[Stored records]
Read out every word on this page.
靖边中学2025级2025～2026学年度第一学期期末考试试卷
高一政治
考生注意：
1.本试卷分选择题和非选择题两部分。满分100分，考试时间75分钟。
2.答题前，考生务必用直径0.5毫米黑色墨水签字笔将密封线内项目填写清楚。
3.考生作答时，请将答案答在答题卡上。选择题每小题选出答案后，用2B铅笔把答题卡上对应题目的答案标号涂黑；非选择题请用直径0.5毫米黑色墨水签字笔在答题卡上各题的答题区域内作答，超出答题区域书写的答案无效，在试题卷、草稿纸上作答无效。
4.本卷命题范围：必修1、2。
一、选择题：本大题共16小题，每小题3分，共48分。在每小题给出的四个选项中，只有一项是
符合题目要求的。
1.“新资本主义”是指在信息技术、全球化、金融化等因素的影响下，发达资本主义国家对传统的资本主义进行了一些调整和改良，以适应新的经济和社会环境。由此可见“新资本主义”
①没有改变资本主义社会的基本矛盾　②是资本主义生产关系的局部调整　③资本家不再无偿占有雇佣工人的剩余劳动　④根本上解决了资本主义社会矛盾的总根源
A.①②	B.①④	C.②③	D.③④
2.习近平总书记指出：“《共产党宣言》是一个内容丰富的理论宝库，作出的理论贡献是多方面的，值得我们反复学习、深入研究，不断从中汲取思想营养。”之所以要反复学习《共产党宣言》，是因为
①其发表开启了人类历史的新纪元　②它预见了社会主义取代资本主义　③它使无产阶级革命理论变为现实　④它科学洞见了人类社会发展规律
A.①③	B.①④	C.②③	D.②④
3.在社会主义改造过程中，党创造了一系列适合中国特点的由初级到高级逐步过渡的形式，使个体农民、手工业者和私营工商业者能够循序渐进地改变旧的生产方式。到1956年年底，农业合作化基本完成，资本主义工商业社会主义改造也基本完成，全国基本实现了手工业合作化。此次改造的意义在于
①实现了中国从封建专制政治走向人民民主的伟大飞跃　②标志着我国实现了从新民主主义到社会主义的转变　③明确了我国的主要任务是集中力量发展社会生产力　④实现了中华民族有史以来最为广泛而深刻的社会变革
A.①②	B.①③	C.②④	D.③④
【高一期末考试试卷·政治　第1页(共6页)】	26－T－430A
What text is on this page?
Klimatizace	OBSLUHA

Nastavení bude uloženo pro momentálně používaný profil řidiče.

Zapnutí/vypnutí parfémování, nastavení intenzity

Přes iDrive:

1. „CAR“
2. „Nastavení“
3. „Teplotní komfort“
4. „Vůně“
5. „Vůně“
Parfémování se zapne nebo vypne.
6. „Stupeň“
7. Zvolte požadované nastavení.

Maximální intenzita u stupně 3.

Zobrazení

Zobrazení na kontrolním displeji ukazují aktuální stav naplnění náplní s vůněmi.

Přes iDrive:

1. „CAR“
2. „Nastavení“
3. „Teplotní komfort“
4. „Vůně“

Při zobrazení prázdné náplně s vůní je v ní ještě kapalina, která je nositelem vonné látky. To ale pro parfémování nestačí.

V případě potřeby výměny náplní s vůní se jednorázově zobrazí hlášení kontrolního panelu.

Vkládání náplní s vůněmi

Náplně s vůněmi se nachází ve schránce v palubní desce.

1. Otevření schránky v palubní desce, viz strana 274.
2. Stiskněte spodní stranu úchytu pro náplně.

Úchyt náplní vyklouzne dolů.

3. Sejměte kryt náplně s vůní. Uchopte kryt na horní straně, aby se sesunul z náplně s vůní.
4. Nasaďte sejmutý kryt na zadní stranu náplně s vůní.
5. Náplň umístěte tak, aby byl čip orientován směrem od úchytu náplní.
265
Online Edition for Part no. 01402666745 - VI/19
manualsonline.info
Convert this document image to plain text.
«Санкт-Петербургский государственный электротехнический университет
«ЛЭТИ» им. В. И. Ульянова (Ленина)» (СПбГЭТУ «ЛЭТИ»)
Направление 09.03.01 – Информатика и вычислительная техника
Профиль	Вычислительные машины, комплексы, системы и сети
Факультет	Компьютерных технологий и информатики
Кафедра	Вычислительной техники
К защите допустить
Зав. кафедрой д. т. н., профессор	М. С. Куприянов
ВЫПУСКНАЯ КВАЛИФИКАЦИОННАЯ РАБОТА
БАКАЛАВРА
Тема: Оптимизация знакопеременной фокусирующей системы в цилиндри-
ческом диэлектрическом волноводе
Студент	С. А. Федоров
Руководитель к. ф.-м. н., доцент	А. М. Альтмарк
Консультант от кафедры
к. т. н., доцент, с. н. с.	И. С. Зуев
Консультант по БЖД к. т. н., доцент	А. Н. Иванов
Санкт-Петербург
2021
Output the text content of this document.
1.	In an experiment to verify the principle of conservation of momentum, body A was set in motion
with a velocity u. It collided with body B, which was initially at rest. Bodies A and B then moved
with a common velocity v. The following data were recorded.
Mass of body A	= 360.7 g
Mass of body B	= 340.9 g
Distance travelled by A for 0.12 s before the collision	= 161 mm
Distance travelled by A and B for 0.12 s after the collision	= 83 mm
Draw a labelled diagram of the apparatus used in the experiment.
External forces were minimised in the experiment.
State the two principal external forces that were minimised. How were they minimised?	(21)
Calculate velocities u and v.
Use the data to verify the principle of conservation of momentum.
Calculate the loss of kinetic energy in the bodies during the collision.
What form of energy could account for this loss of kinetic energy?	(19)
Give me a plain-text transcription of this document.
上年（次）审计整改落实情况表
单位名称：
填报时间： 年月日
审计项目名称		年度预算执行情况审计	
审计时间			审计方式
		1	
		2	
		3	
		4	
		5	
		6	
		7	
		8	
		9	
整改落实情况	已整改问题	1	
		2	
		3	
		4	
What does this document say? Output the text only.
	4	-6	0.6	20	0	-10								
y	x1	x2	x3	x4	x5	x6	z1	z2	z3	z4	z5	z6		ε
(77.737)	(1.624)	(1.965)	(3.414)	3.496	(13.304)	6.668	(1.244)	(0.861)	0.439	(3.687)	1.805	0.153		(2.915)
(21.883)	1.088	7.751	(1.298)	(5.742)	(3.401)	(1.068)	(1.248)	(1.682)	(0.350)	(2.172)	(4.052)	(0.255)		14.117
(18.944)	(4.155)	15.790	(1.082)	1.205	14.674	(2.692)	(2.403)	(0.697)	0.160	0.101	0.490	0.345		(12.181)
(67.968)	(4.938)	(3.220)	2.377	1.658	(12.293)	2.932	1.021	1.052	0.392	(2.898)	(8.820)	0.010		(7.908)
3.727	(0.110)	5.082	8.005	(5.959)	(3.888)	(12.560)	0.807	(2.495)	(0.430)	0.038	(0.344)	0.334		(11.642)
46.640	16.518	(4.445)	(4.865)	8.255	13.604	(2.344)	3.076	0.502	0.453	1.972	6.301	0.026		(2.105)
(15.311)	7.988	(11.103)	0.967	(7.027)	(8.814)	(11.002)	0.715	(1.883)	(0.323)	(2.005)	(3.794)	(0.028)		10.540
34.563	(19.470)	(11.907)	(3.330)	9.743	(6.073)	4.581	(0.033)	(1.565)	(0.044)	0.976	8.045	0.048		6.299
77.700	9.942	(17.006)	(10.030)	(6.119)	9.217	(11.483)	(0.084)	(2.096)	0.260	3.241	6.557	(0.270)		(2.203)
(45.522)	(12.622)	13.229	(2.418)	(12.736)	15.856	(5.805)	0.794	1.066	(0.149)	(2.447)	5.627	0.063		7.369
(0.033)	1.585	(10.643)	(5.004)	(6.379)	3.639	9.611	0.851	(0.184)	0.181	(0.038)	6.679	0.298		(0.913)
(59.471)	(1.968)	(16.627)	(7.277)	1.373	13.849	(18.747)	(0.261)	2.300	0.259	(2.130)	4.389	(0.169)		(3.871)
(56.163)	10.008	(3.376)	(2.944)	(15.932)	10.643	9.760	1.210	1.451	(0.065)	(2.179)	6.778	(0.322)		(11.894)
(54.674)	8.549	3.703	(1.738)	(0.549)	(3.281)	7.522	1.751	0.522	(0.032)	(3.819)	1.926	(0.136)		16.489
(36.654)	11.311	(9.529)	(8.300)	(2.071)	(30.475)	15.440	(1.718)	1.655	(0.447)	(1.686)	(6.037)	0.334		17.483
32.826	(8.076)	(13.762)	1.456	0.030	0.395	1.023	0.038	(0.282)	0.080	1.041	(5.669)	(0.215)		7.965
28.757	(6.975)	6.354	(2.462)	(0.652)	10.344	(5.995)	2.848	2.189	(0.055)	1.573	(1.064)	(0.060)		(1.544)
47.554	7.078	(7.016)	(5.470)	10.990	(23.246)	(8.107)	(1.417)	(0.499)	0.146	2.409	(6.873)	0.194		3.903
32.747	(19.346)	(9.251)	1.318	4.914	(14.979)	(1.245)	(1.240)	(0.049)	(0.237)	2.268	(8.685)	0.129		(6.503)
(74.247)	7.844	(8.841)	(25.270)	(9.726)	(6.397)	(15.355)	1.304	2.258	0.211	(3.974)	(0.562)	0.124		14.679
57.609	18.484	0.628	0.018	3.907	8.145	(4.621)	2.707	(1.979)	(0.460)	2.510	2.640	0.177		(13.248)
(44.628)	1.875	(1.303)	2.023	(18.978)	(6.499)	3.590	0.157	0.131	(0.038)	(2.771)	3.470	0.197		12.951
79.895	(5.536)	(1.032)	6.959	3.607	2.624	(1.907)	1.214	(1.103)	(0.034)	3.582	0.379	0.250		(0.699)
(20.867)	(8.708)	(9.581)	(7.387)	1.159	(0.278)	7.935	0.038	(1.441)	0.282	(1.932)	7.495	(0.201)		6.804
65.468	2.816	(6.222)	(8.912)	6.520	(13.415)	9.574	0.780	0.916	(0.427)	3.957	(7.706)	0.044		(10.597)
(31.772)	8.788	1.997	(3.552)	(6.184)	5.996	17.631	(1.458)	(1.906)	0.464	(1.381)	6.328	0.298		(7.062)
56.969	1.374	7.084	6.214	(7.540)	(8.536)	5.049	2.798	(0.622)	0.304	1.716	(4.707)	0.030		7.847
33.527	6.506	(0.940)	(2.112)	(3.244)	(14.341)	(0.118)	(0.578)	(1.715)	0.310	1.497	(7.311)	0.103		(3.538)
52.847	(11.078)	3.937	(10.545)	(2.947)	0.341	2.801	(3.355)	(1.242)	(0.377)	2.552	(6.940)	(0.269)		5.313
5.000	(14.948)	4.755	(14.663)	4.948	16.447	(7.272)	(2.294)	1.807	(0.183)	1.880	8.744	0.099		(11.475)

[Task description]
Check each line of the entries for the string "principle". Copy the lines that have it.

[Exercise response]
1.	In an experiment to verify the principle of conservation of momentum, body A was set in motion
Use the data to verify the principle of conservation of momentum.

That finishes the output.